Task objective
Reproduce every entry exactly as shown.

Items
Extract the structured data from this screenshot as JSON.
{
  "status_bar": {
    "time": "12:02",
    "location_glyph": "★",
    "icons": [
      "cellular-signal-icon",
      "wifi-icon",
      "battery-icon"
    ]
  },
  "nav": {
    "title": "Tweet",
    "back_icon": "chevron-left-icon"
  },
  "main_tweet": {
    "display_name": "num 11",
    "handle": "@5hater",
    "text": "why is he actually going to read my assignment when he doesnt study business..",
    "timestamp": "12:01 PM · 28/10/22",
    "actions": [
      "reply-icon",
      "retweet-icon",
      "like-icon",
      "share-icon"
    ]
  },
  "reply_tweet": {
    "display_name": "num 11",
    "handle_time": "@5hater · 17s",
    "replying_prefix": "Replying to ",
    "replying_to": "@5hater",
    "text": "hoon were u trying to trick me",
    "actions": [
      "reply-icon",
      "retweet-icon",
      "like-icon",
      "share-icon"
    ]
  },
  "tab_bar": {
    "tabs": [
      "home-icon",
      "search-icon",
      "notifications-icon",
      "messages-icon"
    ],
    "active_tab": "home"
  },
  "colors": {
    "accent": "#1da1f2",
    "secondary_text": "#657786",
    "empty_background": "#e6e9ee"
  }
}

Solution to this problem
Extract the structured data from this screenshot as JSON.
{
  "status_bar": {
    "time": "12:02",
    "location_glyph": "★",
    "icons": [
      "cellular-signal-icon",
      "wifi-icon",
      "battery-icon"
    ]
  },
  "nav": {
    "title": "Tweet",
    "back_icon": "chevron-left-icon"
  },
  "main_tweet": {
    "display_name": "num 11",
    "handle": "@5hater",
    "text": "why is he actually going to read my assignment when he doesnt study business..",
    "timestamp": "12:01 PM · 28/10/22",
    "actions": [
      "reply-icon",
      "retweet-icon",
      "like-icon",
      "share-icon"
    ]
  },
  "reply_tweet": {
    "display_name": "num 11",
    "handle_time": "@5hater · 17s",
    "replying_prefix": "Replying to ",
    "replying_to": "@5hater",
    "text": "hoon were u trying to trick me",
    "actions": [
      "reply-icon",
      "retweet-icon",
      "like-icon",
      "share-icon"
    ]
  },
  "tab_bar": {
    "tabs": [
      "home-icon",
      "search-icon",
      "notifications-icon",
      "messages-icon"
    ],
    "active_tab": "home"
  },
  "colors": {
    "accent": "#1da1f2",
    "secondary_text": "#657786",
    "empty_background": "#e6e9ee"
  }
}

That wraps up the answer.